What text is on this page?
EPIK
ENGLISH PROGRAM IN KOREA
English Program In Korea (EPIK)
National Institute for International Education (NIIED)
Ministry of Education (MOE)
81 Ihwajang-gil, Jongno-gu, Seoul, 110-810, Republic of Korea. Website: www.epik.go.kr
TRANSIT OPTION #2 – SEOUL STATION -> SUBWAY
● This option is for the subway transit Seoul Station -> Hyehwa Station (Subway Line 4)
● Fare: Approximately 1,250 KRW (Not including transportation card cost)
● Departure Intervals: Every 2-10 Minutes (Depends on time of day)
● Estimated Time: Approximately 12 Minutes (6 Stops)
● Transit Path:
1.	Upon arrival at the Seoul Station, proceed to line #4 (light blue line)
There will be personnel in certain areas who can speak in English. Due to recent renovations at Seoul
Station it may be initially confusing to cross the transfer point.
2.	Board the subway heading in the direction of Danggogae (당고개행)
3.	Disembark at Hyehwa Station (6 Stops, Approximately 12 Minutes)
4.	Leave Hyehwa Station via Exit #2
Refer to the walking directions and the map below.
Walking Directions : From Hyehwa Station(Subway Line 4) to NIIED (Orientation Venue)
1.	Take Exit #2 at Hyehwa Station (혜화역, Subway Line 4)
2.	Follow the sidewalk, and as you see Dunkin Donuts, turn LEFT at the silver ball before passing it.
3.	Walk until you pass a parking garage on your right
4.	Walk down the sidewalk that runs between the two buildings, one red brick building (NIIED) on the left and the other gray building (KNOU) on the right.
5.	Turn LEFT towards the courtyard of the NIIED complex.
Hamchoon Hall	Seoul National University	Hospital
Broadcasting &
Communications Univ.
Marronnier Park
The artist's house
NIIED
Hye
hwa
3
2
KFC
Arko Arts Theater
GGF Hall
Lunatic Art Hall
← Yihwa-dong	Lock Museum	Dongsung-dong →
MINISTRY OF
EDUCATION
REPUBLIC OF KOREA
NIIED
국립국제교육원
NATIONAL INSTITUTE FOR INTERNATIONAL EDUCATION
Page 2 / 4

STATED EXERCISE | Transcribe every entry exactly.

ANSWER TO THE TASK |
What text is on this page?
EPIK
ENGLISH PROGRAM IN KOREA
English Program In Korea (EPIK)
National Institute for International Education (NIIED)
Ministry of Education (MOE)
81 Ihwajang-gil, Jongno-gu, Seoul, 110-810, Republic of Korea. Website: www.epik.go.kr
TRANSIT OPTION #2 – SEOUL STATION -> SUBWAY
● This option is for the subway transit Seoul Station -> Hyehwa Station (Subway Line 4)
● Fare: Approximately 1,250 KRW (Not including transportation card cost)
● Departure Intervals: Every 2-10 Minutes (Depends on time of day)
● Estimated Time: Approximately 12 Minutes (6 Stops)
● Transit Path:
1.	Upon arrival at the Seoul Station, proceed to line #4 (light blue line)
There will be personnel in certain areas who can speak in English. Due to recent renovations at Seoul
Station it may be initially confusing to cross the transfer point.
2.	Board the subway heading in the direction of Danggogae (당고개행)
3.	Disembark at Hyehwa Station (6 Stops, Approximately 12 Minutes)
4.	Leave Hyehwa Station via Exit #2
Refer to the walking directions and the map below.
Walking Directions : From Hyehwa Station(Subway Line 4) to NIIED (Orientation Venue)
1.	Take Exit #2 at Hyehwa Station (혜화역, Subway Line 4)
2.	Follow the sidewalk, and as you see Dunkin Donuts, turn LEFT at the silver ball before passing it.
3.	Walk until you pass a parking garage on your right
4.	Walk down the sidewalk that runs between the two buildings, one red brick building (NIIED) on the left and the other gray building (KNOU) on the right.
5.	Turn LEFT towards the courtyard of the NIIED complex.
Hamchoon Hall	Seoul National University	Hospital
Broadcasting &
Communications Univ.
Marronnier Park
The artist's house
NIIED
Hye
hwa
3
2
KFC
Arko Arts Theater
GGF Hall
Lunatic Art Hall
← Yihwa-dong	Lock Museum	Dongsung-dong →
MINISTRY OF
EDUCATION
REPUBLIC OF KOREA
NIIED
국립국제교육원
NATIONAL INSTITUTE FOR INTERNATIONAL EDUCATION
Page 2 / 4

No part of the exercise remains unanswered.